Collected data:

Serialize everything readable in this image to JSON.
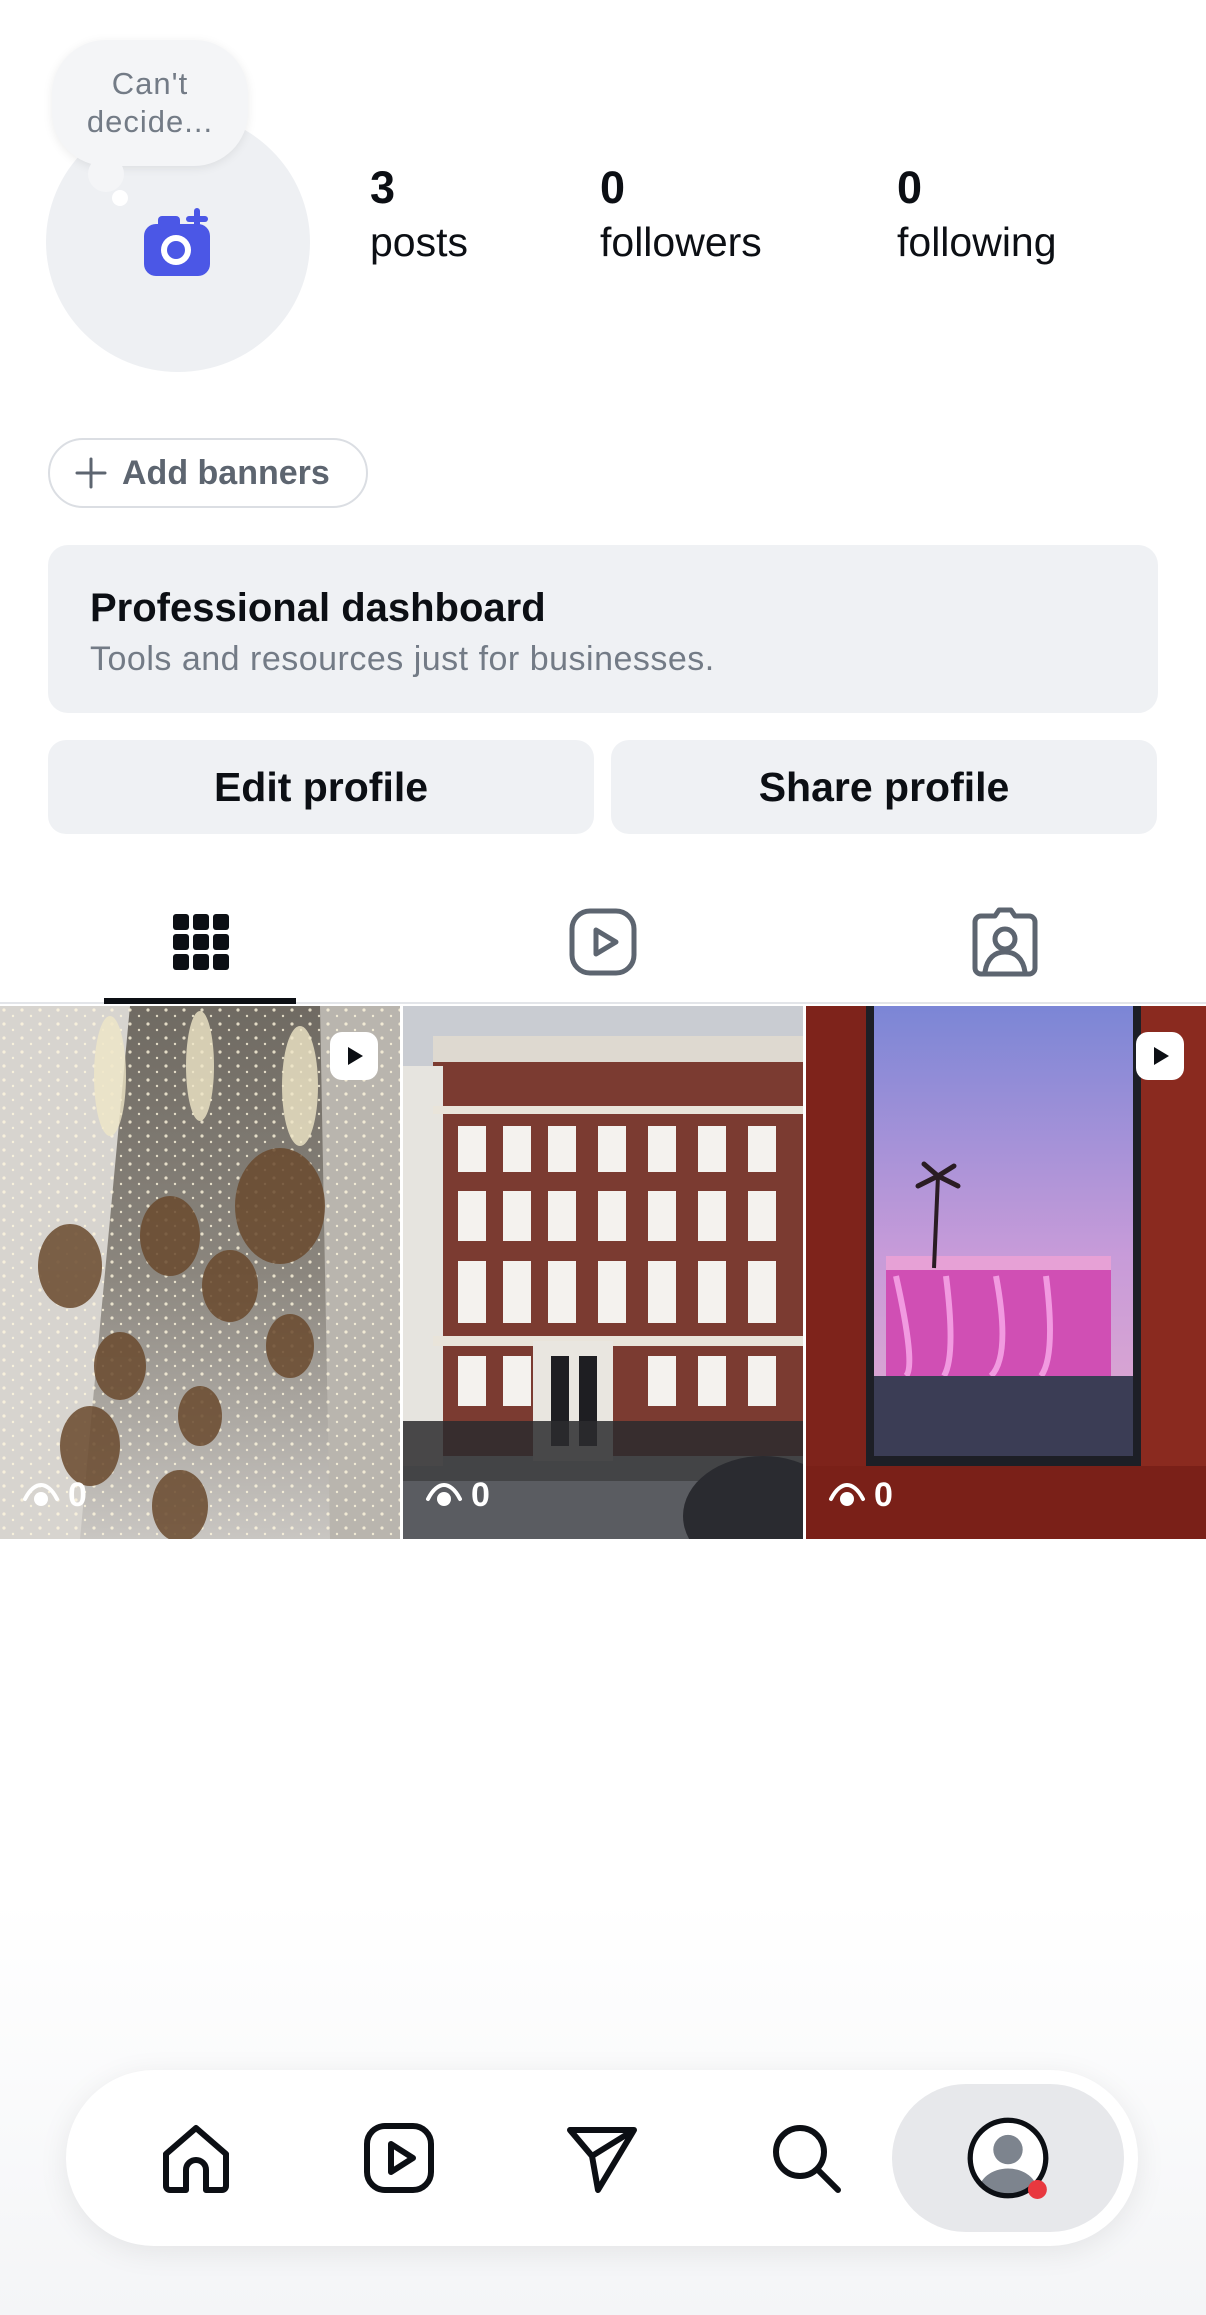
{
  "profile": {
    "note": "Can't decide...",
    "stats": [
      {
        "value": "3",
        "label": "posts"
      },
      {
        "value": "0",
        "label": "followers"
      },
      {
        "value": "0",
        "label": "following"
      }
    ],
    "add_banners_label": "Add banners",
    "add_icon": "plus-icon",
    "avatar_icon": "add-photo-camera-icon",
    "accent_color": "#4b57e6"
  },
  "dashboard": {
    "title": "Professional dashboard",
    "subtitle": "Tools and resources just for businesses."
  },
  "actions": {
    "edit": "Edit profile",
    "share": "Share profile"
  },
  "tabs": [
    {
      "icon": "grid-icon",
      "active": true
    },
    {
      "icon": "reels-icon",
      "active": false
    },
    {
      "icon": "tagged-icon",
      "active": false
    }
  ],
  "posts": [
    {
      "subject": "birdcage-lights",
      "views": "0",
      "is_reel": true
    },
    {
      "subject": "brick-townhouse",
      "views": "0",
      "is_reel": false
    },
    {
      "subject": "pink-building-frame",
      "views": "0",
      "is_reel": true
    }
  ],
  "nav": [
    {
      "icon": "home-icon",
      "active": false
    },
    {
      "icon": "reels-icon",
      "active": false
    },
    {
      "icon": "send-icon",
      "active": false
    },
    {
      "icon": "search-icon",
      "active": false
    },
    {
      "icon": "profile-icon",
      "active": true,
      "badge_color": "#e8383f"
    }
  ]
}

§ **What is asked**: Go through the listing above and quote it exactly, apart from its images.

§ **Response**:
Serialize everything readable in this image to JSON.
{
  "profile": {
    "note": "Can't decide...",
    "stats": [
      {
        "value": "3",
        "label": "posts"
      },
      {
        "value": "0",
        "label": "followers"
      },
      {
        "value": "0",
        "label": "following"
      }
    ],
    "add_banners_label": "Add banners",
    "add_icon": "plus-icon",
    "avatar_icon": "add-photo-camera-icon",
    "accent_color": "#4b57e6"
  },
  "dashboard": {
    "title": "Professional dashboard",
    "subtitle": "Tools and resources just for businesses."
  },
  "actions": {
    "edit": "Edit profile",
    "share": "Share profile"
  },
  "tabs": [
    {
      "icon": "grid-icon",
      "active": true
    },
    {
      "icon": "reels-icon",
      "active": false
    },
    {
      "icon": "tagged-icon",
      "active": false
    }
  ],
  "posts": [
    {
      "subject": "birdcage-lights",
      "views": "0",
      "is_reel": true
    },
    {
      "subject": "brick-townhouse",
      "views": "0",
      "is_reel": false
    },
    {
      "subject": "pink-building-frame",
      "views": "0",
      "is_reel": true
    }
  ],
  "nav": [
    {
      "icon": "home-icon",
      "active": false
    },
    {
      "icon": "reels-icon",
      "active": false
    },
    {
      "icon": "send-icon",
      "active": false
    },
    {
      "icon": "search-icon",
      "active": false
    },
    {
      "icon": "profile-icon",
      "active": true,
      "badge_color": "#e8383f"
    }
  ]
}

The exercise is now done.